● Stored data entries:
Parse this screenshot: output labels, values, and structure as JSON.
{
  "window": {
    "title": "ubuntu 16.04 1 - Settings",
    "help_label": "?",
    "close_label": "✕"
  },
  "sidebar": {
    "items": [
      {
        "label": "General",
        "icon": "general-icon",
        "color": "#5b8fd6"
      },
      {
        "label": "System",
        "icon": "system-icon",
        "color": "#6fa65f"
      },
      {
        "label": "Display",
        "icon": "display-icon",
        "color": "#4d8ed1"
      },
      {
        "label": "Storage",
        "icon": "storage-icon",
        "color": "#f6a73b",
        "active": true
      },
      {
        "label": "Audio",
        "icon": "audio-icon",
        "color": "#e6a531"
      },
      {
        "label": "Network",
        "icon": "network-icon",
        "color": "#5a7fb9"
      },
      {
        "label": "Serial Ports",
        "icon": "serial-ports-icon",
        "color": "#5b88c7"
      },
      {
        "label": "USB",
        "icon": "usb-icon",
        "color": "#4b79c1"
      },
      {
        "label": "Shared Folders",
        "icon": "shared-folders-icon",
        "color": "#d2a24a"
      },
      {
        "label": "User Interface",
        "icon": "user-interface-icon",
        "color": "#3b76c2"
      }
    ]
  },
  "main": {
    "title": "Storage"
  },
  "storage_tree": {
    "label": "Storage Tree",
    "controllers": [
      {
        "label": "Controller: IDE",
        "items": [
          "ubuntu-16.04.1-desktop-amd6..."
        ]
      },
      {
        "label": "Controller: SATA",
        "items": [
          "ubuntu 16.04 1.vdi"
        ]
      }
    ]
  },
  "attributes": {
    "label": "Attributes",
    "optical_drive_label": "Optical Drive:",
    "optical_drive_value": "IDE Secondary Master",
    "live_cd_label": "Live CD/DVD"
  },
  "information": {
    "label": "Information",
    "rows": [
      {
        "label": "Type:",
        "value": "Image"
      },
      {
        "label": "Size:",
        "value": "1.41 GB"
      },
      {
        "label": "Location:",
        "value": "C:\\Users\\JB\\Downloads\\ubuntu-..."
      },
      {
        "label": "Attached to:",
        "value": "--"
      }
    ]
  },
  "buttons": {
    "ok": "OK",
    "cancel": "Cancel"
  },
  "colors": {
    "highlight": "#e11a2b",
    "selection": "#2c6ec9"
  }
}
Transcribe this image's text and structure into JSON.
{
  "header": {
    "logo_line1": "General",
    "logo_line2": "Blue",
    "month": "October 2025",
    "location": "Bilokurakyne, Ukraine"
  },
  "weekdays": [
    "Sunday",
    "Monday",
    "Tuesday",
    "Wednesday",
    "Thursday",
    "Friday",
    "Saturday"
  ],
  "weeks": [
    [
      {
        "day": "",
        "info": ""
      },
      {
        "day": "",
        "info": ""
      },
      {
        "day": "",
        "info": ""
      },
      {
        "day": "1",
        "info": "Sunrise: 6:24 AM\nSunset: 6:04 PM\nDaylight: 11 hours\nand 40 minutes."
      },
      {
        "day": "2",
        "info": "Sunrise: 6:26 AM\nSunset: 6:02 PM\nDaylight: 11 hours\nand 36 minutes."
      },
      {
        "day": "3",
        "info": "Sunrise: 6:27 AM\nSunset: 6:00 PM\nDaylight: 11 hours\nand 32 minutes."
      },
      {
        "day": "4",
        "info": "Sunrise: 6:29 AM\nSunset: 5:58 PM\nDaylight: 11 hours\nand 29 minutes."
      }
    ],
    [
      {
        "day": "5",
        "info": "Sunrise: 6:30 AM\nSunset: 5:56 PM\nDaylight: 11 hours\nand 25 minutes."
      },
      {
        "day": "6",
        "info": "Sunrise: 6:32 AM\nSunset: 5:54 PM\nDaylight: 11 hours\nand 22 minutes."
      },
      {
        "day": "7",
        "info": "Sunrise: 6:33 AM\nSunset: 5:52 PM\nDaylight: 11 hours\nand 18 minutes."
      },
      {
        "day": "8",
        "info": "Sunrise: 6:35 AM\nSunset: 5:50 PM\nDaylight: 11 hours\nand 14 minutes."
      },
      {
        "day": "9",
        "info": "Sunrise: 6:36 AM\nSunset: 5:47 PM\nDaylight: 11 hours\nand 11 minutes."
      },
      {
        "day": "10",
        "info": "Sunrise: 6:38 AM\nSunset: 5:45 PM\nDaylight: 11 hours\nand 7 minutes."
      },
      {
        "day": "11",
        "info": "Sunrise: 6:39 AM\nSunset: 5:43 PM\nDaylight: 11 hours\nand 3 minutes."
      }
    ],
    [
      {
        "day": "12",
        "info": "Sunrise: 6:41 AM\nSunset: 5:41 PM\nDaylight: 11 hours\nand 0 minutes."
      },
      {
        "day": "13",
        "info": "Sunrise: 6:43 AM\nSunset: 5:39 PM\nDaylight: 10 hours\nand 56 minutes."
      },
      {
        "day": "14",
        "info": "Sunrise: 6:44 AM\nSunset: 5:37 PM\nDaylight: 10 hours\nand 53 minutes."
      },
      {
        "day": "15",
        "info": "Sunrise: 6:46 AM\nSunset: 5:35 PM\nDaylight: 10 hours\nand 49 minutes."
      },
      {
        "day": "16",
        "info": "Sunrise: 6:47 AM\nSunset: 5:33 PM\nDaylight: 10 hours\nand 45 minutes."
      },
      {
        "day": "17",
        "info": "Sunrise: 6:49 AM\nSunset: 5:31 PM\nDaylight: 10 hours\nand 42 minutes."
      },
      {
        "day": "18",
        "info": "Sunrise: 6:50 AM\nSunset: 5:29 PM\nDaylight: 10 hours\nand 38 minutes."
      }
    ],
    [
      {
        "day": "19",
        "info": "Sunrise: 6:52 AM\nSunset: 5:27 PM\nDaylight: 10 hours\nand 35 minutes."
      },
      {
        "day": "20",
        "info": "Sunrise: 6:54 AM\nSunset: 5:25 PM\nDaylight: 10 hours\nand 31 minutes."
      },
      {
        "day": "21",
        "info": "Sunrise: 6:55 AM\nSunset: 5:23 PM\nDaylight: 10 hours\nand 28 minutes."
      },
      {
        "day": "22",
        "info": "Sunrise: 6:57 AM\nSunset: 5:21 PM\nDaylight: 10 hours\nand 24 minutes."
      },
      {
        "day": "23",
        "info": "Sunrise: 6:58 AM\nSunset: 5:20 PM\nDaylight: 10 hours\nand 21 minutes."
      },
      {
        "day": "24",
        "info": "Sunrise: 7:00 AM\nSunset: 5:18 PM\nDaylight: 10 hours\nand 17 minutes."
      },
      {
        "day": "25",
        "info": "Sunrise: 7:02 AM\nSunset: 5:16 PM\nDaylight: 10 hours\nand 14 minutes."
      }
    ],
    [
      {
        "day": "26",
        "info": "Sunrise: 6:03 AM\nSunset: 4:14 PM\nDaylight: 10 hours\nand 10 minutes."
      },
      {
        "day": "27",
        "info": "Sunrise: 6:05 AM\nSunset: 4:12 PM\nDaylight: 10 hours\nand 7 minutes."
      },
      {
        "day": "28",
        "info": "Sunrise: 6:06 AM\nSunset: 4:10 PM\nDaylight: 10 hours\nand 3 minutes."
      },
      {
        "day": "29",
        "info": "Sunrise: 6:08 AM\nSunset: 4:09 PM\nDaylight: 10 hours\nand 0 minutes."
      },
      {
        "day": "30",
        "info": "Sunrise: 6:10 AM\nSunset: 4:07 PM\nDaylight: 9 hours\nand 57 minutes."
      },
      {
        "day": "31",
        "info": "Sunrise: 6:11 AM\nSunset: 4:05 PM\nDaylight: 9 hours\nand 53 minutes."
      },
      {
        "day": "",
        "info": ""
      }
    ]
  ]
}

● What to do: Extract the data in full. Keep it word for word.

● Complete answer:
Parse this screenshot: output labels, values, and structure as JSON.
{
  "window": {
    "title": "ubuntu 16.04 1 - Settings",
    "help_label": "?",
    "close_label": "✕"
  },
  "sidebar": {
    "items": [
      {
        "label": "General",
        "icon": "general-icon",
        "color": "#5b8fd6"
      },
      {
        "label": "System",
        "icon": "system-icon",
        "color": "#6fa65f"
      },
      {
        "label": "Display",
        "icon": "display-icon",
        "color": "#4d8ed1"
      },
      {
        "label": "Storage",
        "icon": "storage-icon",
        "color": "#f6a73b",
        "active": true
      },
      {
        "label": "Audio",
        "icon": "audio-icon",
        "color": "#e6a531"
      },
      {
        "label": "Network",
        "icon": "network-icon",
        "color": "#5a7fb9"
      },
      {
        "label": "Serial Ports",
        "icon": "serial-ports-icon",
        "color": "#5b88c7"
      },
      {
        "label": "USB",
        "icon": "usb-icon",
        "color": "#4b79c1"
      },
      {
        "label": "Shared Folders",
        "icon": "shared-folders-icon",
        "color": "#d2a24a"
      },
      {
        "label": "User Interface",
        "icon": "user-interface-icon",
        "color": "#3b76c2"
      }
    ]
  },
  "main": {
    "title": "Storage"
  },
  "storage_tree": {
    "label": "Storage Tree",
    "controllers": [
      {
        "label": "Controller: IDE",
        "items": [
          "ubuntu-16.04.1-desktop-amd6..."
        ]
      },
      {
        "label": "Controller: SATA",
        "items": [
          "ubuntu 16.04 1.vdi"
        ]
      }
    ]
  },
  "attributes": {
    "label": "Attributes",
    "optical_drive_label": "Optical Drive:",
    "optical_drive_value": "IDE Secondary Master",
    "live_cd_label": "Live CD/DVD"
  },
  "information": {
    "label": "Information",
    "rows": [
      {
        "label": "Type:",
        "value": "Image"
      },
      {
        "label": "Size:",
        "value": "1.41 GB"
      },
      {
        "label": "Location:",
        "value": "C:\\Users\\JB\\Downloads\\ubuntu-..."
      },
      {
        "label": "Attached to:",
        "value": "--"
      }
    ]
  },
  "buttons": {
    "ok": "OK",
    "cancel": "Cancel"
  },
  "colors": {
    "highlight": "#e11a2b",
    "selection": "#2c6ec9"
  }
}
Transcribe this image's text and structure into JSON.
{
  "header": {
    "logo_line1": "General",
    "logo_line2": "Blue",
    "month": "October 2025",
    "location": "Bilokurakyne, Ukraine"
  },
  "weekdays": [
    "Sunday",
    "Monday",
    "Tuesday",
    "Wednesday",
    "Thursday",
    "Friday",
    "Saturday"
  ],
  "weeks": [
    [
      {
        "day": "",
        "info": ""
      },
      {
        "day": "",
        "info": ""
      },
      {
        "day": "",
        "info": ""
      },
      {
        "day": "1",
        "info": "Sunrise: 6:24 AM\nSunset: 6:04 PM\nDaylight: 11 hours\nand 40 minutes."
      },
      {
        "day": "2",
        "info": "Sunrise: 6:26 AM\nSunset: 6:02 PM\nDaylight: 11 hours\nand 36 minutes."
      },
      {
        "day": "3",
        "info": "Sunrise: 6:27 AM\nSunset: 6:00 PM\nDaylight: 11 hours\nand 32 minutes."
      },
      {
        "day": "4",
        "info": "Sunrise: 6:29 AM\nSunset: 5:58 PM\nDaylight: 11 hours\nand 29 minutes."
      }
    ],
    [
      {
        "day": "5",
        "info": "Sunrise: 6:30 AM\nSunset: 5:56 PM\nDaylight: 11 hours\nand 25 minutes."
      },
      {
        "day": "6",
        "info": "Sunrise: 6:32 AM\nSunset: 5:54 PM\nDaylight: 11 hours\nand 22 minutes."
      },
      {
        "day": "7",
        "info": "Sunrise: 6:33 AM\nSunset: 5:52 PM\nDaylight: 11 hours\nand 18 minutes."
      },
      {
        "day": "8",
        "info": "Sunrise: 6:35 AM\nSunset: 5:50 PM\nDaylight: 11 hours\nand 14 minutes."
      },
      {
        "day": "9",
        "info": "Sunrise: 6:36 AM\nSunset: 5:47 PM\nDaylight: 11 hours\nand 11 minutes."
      },
      {
        "day": "10",
        "info": "Sunrise: 6:38 AM\nSunset: 5:45 PM\nDaylight: 11 hours\nand 7 minutes."
      },
      {
        "day": "11",
        "info": "Sunrise: 6:39 AM\nSunset: 5:43 PM\nDaylight: 11 hours\nand 3 minutes."
      }
    ],
    [
      {
        "day": "12",
        "info": "Sunrise: 6:41 AM\nSunset: 5:41 PM\nDaylight: 11 hours\nand 0 minutes."
      },
      {
        "day": "13",
        "info": "Sunrise: 6:43 AM\nSunset: 5:39 PM\nDaylight: 10 hours\nand 56 minutes."
      },
      {
        "day": "14",
        "info": "Sunrise: 6:44 AM\nSunset: 5:37 PM\nDaylight: 10 hours\nand 53 minutes."
      },
      {
        "day": "15",
        "info": "Sunrise: 6:46 AM\nSunset: 5:35 PM\nDaylight: 10 hours\nand 49 minutes."
      },
      {
        "day": "16",
        "info": "Sunrise: 6:47 AM\nSunset: 5:33 PM\nDaylight: 10 hours\nand 45 minutes."
      },
      {
        "day": "17",
        "info": "Sunrise: 6:49 AM\nSunset: 5:31 PM\nDaylight: 10 hours\nand 42 minutes."
      },
      {
        "day": "18",
        "info": "Sunrise: 6:50 AM\nSunset: 5:29 PM\nDaylight: 10 hours\nand 38 minutes."
      }
    ],
    [
      {
        "day": "19",
        "info": "Sunrise: 6:52 AM\nSunset: 5:27 PM\nDaylight: 10 hours\nand 35 minutes."
      },
      {
        "day": "20",
        "info": "Sunrise: 6:54 AM\nSunset: 5:25 PM\nDaylight: 10 hours\nand 31 minutes."
      },
      {
        "day": "21",
        "info": "Sunrise: 6:55 AM\nSunset: 5:23 PM\nDaylight: 10 hours\nand 28 minutes."
      },
      {
        "day": "22",
        "info": "Sunrise: 6:57 AM\nSunset: 5:21 PM\nDaylight: 10 hours\nand 24 minutes."
      },
      {
        "day": "23",
        "info": "Sunrise: 6:58 AM\nSunset: 5:20 PM\nDaylight: 10 hours\nand 21 minutes."
      },
      {
        "day": "24",
        "info": "Sunrise: 7:00 AM\nSunset: 5:18 PM\nDaylight: 10 hours\nand 17 minutes."
      },
      {
        "day": "25",
        "info": "Sunrise: 7:02 AM\nSunset: 5:16 PM\nDaylight: 10 hours\nand 14 minutes."
      }
    ],
    [
      {
        "day": "26",
        "info": "Sunrise: 6:03 AM\nSunset: 4:14 PM\nDaylight: 10 hours\nand 10 minutes."
      },
      {
        "day": "27",
        "info": "Sunrise: 6:05 AM\nSunset: 4:12 PM\nDaylight: 10 hours\nand 7 minutes."
      },
      {
        "day": "28",
        "info": "Sunrise: 6:06 AM\nSunset: 4:10 PM\nDaylight: 10 hours\nand 3 minutes."
      },
      {
        "day": "29",
        "info": "Sunrise: 6:08 AM\nSunset: 4:09 PM\nDaylight: 10 hours\nand 0 minutes."
      },
      {
        "day": "30",
        "info": "Sunrise: 6:10 AM\nSunset: 4:07 PM\nDaylight: 9 hours\nand 57 minutes."
      },
      {
        "day": "31",
        "info": "Sunrise: 6:11 AM\nSunset: 4:05 PM\nDaylight: 9 hours\nand 53 minutes."
      },
      {
        "day": "",
        "info": ""
      }
    ]
  ]
}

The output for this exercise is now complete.